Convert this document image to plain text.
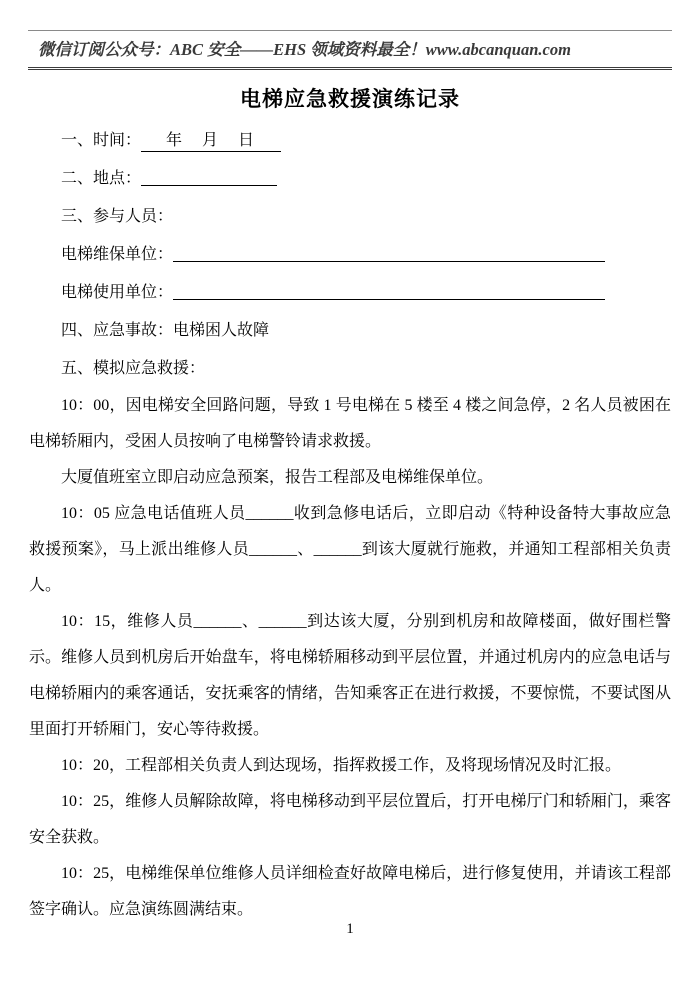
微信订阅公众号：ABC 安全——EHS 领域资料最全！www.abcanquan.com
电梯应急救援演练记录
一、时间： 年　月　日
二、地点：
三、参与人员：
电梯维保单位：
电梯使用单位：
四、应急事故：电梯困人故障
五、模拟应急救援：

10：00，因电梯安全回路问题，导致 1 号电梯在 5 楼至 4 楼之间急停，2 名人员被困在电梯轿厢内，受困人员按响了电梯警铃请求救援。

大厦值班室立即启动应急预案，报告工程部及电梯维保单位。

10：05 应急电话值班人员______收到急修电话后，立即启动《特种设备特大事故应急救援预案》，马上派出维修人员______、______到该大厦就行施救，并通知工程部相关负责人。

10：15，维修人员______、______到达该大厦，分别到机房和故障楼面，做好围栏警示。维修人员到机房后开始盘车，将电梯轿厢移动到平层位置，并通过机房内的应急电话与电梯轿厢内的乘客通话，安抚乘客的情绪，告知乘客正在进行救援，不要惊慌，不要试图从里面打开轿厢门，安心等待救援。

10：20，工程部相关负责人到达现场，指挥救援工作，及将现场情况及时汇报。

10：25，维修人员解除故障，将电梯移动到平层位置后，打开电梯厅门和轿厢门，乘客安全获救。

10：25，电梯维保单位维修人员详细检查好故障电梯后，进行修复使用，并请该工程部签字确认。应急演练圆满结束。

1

...

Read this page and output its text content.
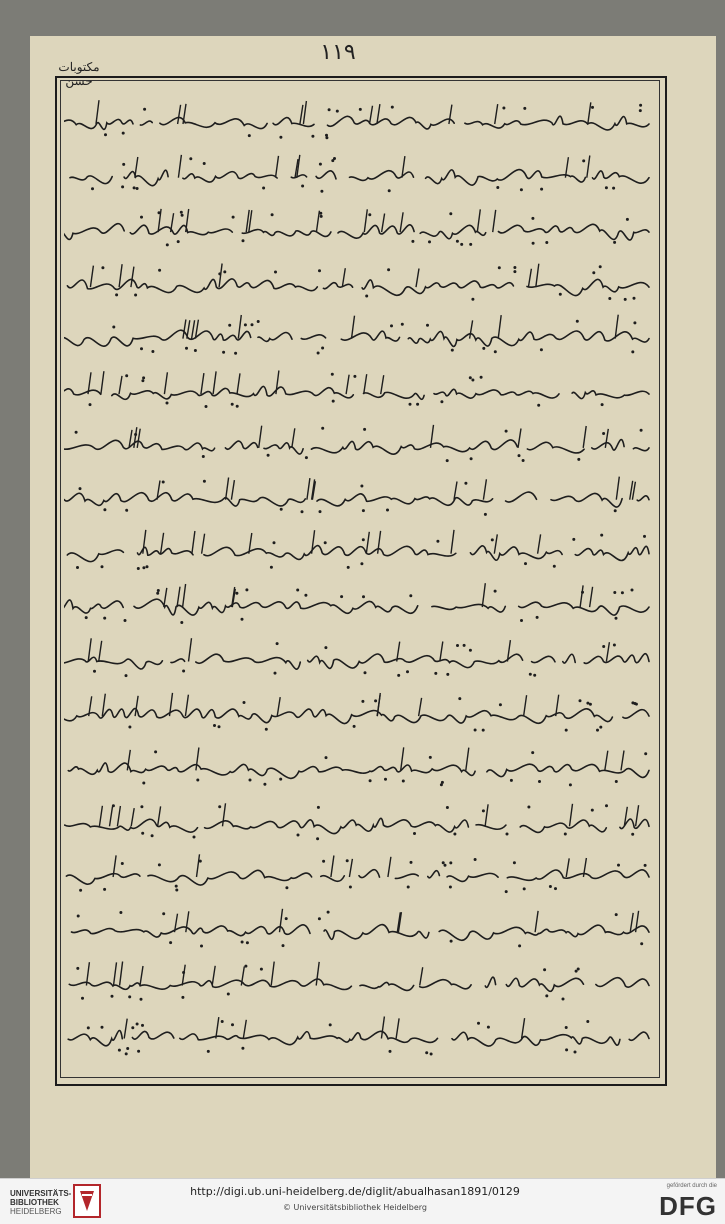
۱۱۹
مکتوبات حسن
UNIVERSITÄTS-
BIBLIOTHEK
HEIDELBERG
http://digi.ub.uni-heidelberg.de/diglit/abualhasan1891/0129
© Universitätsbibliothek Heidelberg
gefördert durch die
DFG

### TASK BRIEF
Count each line where the string "text" occurs, and write only the number.

### ANSWER TO THE PROBLEM
2